» **Requirement**: In the records below, count every line containing "story". Reply with the number only.

» **Given information**:
━━━━
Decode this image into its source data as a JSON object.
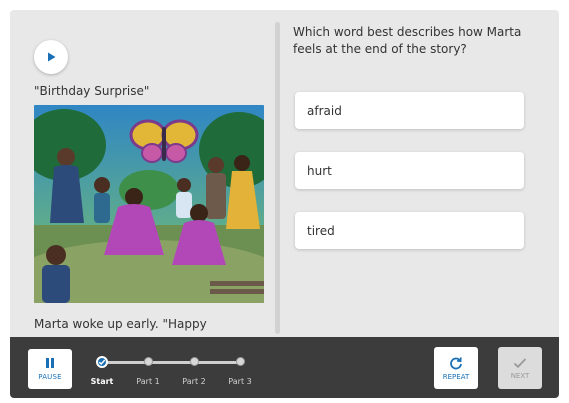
{
  "story": {
    "title": "\"Birthday Surprise\"",
    "text_excerpt": "Marta woke up early. \"Happy"
  },
  "question": {
    "prompt": "Which word best describes how Marta feels at the end of the story?",
    "answers": [
      "afraid",
      "hurt",
      "tired"
    ]
  },
  "controls": {
    "pause_label": "PAUSE",
    "repeat_label": "REPEAT",
    "next_label": "NEXT",
    "next_enabled": false
  },
  "progress": {
    "steps": [
      "Start",
      "Part 1",
      "Part 2",
      "Part 3"
    ],
    "current_index": 0
  },
  "colors": {
    "accent": "#1a6fb5",
    "bottom_bar": "#3c3c3c",
    "panel": "#e8e8e8"
  },
  "icons": {
    "play": "play-icon",
    "pause": "pause-icon",
    "repeat": "repeat-icon",
    "next": "checkmark-icon",
    "progress_current": "checkmark-icon"
  }
}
━━━━
» **Answer to the exercise**: 2